[DATASET ENTRIES]:
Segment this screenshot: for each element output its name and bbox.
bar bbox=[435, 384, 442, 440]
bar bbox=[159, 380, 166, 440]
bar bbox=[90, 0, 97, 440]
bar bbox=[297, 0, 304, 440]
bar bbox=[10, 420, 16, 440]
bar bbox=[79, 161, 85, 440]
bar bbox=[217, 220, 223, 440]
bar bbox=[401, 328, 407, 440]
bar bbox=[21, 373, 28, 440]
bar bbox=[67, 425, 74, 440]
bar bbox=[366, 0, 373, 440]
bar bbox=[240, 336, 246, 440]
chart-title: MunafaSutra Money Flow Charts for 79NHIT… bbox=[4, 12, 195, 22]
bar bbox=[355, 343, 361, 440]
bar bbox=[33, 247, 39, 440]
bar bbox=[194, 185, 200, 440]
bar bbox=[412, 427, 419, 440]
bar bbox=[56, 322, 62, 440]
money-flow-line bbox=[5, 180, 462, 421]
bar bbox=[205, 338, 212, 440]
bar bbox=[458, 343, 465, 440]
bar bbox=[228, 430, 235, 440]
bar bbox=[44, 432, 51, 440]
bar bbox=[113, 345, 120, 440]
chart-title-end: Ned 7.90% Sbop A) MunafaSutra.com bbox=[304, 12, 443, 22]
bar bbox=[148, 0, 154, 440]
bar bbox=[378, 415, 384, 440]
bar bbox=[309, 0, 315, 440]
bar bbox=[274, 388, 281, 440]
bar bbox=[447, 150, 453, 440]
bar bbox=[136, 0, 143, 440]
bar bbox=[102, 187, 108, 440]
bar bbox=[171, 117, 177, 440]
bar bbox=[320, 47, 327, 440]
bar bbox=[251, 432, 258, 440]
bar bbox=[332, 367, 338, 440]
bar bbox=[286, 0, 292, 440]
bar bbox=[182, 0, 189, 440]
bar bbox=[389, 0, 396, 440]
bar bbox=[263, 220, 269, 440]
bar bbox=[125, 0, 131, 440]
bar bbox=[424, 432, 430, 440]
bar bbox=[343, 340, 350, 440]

[EXERCISE PROMPT]: Reproduce all of the lines above verbatim, from the first to the last, without changing any character.

[WRITTEN RESPONSE]:
Segment this screenshot: for each element output its name and bbox.
bar bbox=[435, 384, 442, 440]
bar bbox=[159, 380, 166, 440]
bar bbox=[90, 0, 97, 440]
bar bbox=[297, 0, 304, 440]
bar bbox=[10, 420, 16, 440]
bar bbox=[79, 161, 85, 440]
bar bbox=[217, 220, 223, 440]
bar bbox=[401, 328, 407, 440]
bar bbox=[21, 373, 28, 440]
bar bbox=[67, 425, 74, 440]
bar bbox=[366, 0, 373, 440]
bar bbox=[240, 336, 246, 440]
chart-title: MunafaSutra Money Flow Charts for 79NHIT… bbox=[4, 12, 195, 22]
bar bbox=[355, 343, 361, 440]
bar bbox=[33, 247, 39, 440]
bar bbox=[194, 185, 200, 440]
bar bbox=[412, 427, 419, 440]
bar bbox=[56, 322, 62, 440]
money-flow-line bbox=[5, 180, 462, 421]
bar bbox=[205, 338, 212, 440]
bar bbox=[458, 343, 465, 440]
bar bbox=[228, 430, 235, 440]
bar bbox=[44, 432, 51, 440]
bar bbox=[113, 345, 120, 440]
chart-title-end: Ned 7.90% Sbop A) MunafaSutra.com bbox=[304, 12, 443, 22]
bar bbox=[148, 0, 154, 440]
bar bbox=[378, 415, 384, 440]
bar bbox=[309, 0, 315, 440]
bar bbox=[274, 388, 281, 440]
bar bbox=[447, 150, 453, 440]
bar bbox=[136, 0, 143, 440]
bar bbox=[102, 187, 108, 440]
bar bbox=[171, 117, 177, 440]
bar bbox=[320, 47, 327, 440]
bar bbox=[251, 432, 258, 440]
bar bbox=[332, 367, 338, 440]
bar bbox=[286, 0, 292, 440]
bar bbox=[182, 0, 189, 440]
bar bbox=[389, 0, 396, 440]
bar bbox=[263, 220, 269, 440]
bar bbox=[125, 0, 131, 440]
bar bbox=[424, 432, 430, 440]
bar bbox=[343, 340, 350, 440]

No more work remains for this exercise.